* Information supplied
═══

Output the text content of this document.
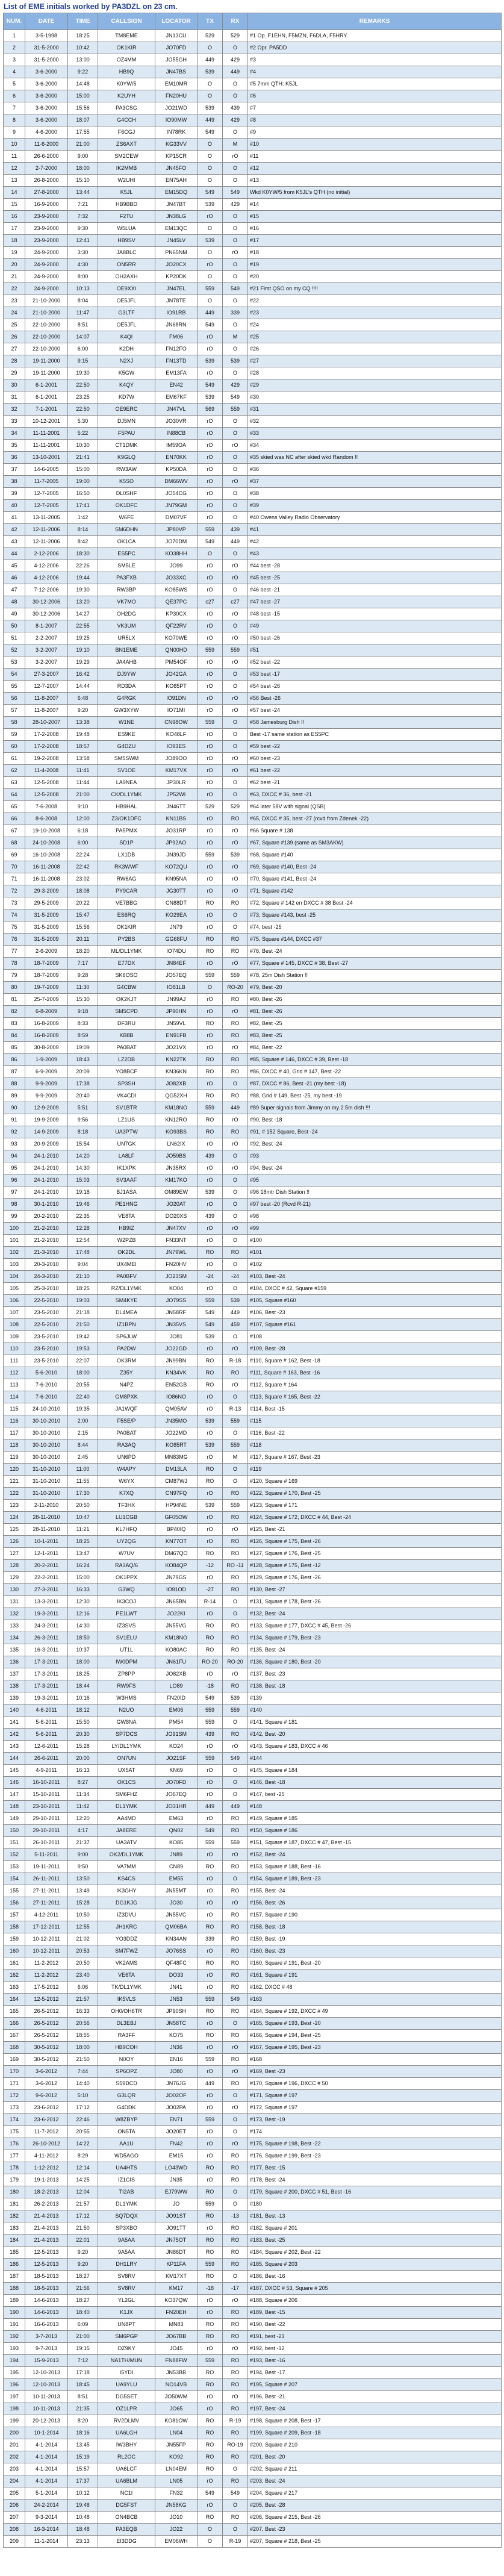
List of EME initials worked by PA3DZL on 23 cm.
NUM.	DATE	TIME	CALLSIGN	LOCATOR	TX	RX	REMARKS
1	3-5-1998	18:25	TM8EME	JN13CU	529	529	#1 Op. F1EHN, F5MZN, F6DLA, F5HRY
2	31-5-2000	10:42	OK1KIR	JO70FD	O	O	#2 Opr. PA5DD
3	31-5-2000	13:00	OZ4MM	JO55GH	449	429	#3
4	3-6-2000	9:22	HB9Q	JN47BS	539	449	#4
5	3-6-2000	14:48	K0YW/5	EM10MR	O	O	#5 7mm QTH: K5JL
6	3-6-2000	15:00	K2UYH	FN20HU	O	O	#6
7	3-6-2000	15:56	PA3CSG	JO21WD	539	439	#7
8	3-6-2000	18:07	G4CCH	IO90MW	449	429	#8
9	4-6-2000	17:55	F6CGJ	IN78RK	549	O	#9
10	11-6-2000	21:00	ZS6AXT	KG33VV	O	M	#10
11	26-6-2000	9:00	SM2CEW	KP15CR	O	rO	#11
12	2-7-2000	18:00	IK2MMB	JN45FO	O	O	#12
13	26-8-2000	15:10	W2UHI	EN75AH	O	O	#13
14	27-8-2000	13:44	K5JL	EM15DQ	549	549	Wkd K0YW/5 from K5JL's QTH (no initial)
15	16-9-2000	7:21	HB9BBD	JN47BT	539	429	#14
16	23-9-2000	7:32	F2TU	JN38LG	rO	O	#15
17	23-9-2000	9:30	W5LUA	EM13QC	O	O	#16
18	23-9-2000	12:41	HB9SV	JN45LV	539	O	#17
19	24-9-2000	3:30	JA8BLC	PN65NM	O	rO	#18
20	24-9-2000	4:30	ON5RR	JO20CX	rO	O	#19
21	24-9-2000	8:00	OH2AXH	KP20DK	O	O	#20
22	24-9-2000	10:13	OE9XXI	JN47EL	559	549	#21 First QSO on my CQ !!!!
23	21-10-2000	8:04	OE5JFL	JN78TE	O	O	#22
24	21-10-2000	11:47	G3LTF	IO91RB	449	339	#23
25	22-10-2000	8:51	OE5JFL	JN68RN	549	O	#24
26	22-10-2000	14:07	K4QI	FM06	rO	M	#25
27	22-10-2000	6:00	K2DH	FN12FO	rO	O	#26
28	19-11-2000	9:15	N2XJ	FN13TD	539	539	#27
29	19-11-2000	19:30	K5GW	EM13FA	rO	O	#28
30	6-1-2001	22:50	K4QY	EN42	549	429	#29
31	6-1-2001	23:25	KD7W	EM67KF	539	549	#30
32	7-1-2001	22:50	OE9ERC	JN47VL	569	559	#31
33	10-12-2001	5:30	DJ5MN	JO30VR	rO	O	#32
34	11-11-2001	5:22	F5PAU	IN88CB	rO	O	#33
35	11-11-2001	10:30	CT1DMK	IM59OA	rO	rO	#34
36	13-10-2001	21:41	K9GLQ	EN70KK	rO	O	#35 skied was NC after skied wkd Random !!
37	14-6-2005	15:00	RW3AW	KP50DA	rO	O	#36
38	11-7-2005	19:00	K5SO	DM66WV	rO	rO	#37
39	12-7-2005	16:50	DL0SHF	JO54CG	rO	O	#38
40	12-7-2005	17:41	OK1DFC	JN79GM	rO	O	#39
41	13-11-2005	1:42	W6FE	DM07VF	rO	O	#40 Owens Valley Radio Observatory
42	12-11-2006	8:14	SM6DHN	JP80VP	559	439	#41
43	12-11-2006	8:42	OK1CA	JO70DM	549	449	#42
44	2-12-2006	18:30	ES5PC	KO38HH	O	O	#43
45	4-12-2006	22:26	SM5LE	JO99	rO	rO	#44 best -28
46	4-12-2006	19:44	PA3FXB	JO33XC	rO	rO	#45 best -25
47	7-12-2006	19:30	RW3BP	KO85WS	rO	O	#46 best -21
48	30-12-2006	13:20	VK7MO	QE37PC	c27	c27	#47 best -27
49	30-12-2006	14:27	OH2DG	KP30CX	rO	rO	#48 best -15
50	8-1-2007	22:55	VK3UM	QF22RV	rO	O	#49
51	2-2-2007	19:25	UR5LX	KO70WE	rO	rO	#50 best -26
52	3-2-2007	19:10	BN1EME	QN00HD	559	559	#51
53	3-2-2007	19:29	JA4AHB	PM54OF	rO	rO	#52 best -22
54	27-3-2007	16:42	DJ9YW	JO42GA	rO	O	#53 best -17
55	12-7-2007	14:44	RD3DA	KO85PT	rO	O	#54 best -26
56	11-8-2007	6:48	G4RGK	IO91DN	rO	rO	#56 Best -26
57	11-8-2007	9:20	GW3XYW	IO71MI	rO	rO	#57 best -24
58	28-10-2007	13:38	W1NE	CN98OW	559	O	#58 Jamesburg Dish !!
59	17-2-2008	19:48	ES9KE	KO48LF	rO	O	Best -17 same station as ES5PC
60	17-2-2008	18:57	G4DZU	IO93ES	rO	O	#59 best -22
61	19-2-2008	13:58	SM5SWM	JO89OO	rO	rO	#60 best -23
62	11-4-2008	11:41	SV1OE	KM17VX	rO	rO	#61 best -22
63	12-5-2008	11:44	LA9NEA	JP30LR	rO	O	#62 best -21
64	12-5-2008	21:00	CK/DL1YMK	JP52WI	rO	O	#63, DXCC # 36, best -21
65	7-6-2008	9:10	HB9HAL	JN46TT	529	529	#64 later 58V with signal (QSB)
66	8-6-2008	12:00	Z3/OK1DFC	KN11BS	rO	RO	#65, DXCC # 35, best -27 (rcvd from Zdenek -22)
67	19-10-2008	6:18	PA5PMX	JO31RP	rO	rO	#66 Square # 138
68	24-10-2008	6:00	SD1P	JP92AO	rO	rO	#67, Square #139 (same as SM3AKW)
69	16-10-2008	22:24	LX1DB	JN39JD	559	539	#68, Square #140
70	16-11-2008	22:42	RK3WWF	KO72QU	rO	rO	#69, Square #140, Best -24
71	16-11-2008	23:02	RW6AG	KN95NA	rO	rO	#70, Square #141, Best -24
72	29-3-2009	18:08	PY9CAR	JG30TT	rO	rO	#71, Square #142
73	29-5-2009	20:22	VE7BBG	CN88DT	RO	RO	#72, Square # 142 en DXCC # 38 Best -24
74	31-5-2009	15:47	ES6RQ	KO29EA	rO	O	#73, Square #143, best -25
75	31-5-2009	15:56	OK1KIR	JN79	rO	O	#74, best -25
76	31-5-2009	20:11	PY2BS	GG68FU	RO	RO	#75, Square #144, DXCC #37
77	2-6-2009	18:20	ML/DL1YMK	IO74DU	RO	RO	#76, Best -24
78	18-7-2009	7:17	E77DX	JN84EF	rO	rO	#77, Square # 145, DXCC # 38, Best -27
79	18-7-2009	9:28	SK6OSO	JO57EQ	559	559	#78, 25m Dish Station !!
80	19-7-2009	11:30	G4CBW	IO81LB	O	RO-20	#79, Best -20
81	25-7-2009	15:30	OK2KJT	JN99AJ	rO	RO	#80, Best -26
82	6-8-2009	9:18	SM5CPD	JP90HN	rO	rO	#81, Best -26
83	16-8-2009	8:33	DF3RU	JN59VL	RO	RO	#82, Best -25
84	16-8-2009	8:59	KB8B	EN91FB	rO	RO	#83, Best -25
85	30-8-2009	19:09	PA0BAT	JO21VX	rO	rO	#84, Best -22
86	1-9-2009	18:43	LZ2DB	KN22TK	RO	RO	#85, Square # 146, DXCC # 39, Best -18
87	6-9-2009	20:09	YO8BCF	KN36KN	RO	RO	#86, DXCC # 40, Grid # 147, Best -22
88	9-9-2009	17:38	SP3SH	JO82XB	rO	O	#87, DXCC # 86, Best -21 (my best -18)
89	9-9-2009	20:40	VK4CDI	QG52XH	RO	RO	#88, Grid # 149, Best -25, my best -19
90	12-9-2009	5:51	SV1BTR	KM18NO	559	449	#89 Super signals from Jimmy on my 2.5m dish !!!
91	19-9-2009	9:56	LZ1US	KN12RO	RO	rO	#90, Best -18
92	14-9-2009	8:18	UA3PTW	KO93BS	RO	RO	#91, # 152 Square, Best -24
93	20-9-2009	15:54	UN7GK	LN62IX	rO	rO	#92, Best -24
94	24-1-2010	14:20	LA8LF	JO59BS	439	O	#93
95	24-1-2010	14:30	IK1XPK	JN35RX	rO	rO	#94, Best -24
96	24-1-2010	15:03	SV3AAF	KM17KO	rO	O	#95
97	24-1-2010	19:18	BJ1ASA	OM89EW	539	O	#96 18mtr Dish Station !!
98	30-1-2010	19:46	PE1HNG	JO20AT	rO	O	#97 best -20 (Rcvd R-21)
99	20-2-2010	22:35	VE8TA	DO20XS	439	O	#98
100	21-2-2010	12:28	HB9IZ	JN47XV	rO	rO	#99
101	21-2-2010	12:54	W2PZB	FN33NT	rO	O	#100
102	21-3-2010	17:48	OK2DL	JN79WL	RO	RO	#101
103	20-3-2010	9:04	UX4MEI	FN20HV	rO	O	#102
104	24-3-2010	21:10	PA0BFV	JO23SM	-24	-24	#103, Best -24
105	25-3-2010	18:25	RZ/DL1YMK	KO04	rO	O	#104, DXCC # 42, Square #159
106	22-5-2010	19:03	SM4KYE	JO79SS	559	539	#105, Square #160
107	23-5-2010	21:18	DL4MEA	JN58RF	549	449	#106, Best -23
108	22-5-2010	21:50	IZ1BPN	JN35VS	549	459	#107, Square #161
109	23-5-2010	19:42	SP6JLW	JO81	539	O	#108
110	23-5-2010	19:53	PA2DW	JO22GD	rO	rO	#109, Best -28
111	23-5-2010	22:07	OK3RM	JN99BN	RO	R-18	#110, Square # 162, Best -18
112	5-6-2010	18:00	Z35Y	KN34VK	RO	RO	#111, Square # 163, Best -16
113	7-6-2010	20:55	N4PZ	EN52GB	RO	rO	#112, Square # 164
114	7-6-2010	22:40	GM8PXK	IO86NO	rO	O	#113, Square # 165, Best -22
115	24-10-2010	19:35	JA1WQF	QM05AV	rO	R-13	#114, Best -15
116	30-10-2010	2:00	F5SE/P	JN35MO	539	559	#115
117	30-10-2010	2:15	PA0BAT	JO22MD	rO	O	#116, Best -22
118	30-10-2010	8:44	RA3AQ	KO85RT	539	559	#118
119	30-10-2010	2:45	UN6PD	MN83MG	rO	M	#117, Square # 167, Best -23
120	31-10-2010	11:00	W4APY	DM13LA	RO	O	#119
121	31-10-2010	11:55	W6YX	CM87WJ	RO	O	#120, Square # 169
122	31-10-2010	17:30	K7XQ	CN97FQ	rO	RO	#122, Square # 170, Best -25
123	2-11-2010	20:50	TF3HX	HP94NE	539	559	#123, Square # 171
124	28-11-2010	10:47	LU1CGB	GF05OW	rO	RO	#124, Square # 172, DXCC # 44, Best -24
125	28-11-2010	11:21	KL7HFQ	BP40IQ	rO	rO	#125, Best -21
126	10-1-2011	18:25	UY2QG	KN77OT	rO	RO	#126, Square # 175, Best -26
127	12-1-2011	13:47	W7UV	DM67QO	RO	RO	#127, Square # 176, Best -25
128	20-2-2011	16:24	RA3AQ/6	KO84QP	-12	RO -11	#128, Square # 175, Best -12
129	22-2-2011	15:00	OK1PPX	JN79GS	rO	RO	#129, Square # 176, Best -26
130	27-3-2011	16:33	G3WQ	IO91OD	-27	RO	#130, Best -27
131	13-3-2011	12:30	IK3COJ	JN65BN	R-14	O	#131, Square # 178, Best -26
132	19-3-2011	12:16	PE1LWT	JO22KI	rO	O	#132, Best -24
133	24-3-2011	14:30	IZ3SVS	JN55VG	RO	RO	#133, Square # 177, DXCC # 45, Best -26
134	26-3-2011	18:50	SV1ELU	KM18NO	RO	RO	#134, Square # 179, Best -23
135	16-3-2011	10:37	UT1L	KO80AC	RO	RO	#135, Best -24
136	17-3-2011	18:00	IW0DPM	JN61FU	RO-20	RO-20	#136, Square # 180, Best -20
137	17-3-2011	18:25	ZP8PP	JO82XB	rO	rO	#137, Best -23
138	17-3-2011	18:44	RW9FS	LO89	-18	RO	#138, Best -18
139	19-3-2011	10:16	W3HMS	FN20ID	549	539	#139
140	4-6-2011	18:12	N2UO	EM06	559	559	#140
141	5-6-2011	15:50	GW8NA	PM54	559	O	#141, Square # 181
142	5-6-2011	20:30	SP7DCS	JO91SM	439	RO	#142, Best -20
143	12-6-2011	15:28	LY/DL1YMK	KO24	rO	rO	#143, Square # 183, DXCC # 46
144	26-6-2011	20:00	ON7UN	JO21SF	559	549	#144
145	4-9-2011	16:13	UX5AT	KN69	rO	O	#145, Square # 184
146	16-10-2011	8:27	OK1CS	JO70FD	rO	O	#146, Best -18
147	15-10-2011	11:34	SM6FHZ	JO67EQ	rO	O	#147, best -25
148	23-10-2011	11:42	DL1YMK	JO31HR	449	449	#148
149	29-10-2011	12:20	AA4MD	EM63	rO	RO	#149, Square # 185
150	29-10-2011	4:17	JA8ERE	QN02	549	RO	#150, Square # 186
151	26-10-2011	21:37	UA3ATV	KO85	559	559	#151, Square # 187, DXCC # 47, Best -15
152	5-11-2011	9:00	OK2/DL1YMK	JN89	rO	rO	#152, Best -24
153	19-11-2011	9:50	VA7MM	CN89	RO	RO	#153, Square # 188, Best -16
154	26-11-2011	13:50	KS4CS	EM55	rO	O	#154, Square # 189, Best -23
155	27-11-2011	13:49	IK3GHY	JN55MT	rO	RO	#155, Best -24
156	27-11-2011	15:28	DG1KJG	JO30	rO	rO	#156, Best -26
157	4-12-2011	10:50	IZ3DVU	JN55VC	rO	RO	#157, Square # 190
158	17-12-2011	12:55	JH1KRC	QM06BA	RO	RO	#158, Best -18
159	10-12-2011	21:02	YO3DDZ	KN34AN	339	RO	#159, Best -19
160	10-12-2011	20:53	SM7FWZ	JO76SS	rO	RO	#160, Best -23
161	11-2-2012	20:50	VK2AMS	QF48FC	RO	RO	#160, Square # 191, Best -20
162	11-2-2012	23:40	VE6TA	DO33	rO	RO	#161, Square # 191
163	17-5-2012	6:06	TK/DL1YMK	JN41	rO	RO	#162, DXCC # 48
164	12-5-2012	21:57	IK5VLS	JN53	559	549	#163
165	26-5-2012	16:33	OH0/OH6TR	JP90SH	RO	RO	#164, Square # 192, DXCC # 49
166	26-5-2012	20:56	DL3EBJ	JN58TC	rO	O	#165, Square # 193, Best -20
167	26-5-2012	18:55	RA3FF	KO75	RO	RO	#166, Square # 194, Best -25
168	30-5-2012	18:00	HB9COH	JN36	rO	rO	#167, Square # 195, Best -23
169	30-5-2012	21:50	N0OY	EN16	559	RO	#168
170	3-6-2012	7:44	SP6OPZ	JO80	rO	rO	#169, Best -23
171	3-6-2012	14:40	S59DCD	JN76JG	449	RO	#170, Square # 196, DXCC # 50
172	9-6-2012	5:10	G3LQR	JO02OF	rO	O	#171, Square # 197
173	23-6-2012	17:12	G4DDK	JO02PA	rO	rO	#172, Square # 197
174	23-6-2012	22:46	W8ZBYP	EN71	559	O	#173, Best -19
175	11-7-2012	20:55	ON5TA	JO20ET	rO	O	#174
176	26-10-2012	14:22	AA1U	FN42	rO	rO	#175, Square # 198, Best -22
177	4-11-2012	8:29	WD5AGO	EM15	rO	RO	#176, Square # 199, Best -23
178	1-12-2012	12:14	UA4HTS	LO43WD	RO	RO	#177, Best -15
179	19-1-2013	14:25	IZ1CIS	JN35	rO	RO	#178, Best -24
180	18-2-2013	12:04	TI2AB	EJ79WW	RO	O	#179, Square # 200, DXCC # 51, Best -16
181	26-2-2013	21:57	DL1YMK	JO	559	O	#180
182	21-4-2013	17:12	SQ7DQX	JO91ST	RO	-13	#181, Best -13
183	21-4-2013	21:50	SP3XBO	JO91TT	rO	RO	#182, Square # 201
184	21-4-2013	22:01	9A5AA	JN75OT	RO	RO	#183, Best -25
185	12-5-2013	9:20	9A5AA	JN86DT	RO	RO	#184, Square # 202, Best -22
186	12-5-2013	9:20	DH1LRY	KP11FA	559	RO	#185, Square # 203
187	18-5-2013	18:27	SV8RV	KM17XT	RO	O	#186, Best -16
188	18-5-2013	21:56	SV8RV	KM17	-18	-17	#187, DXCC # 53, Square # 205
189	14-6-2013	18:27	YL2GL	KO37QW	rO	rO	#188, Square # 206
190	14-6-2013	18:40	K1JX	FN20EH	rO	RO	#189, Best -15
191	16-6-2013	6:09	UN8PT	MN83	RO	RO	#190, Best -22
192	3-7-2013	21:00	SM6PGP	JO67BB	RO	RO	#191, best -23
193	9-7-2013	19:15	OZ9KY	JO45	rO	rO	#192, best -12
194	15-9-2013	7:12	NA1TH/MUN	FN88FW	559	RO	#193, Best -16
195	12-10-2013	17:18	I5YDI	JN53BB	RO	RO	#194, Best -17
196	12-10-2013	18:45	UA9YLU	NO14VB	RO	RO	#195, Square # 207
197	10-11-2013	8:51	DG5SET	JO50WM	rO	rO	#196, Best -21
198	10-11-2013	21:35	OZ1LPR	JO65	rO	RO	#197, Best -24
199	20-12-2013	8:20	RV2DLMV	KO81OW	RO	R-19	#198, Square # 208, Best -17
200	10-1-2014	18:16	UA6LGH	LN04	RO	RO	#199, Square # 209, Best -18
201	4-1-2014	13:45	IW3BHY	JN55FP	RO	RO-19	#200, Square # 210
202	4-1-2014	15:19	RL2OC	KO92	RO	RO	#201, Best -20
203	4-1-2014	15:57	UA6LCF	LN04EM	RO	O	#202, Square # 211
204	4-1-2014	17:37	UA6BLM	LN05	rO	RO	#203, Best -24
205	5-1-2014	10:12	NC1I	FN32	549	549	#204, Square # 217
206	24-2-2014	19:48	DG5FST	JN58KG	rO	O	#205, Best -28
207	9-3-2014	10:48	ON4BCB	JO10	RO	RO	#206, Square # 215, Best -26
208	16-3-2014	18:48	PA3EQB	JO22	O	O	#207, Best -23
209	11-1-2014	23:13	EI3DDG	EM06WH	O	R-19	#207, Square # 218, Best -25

═══

* Objective
Every line containing the string "same" must be listed.

* The response
59	17-2-2008	19:48	ES9KE	KO48LF	rO	O	Best -17 same station as ES5PC
68	24-10-2008	6:00	SD1P	JP92AO	rO	rO	#67, Square #139 (same as SM3AKW)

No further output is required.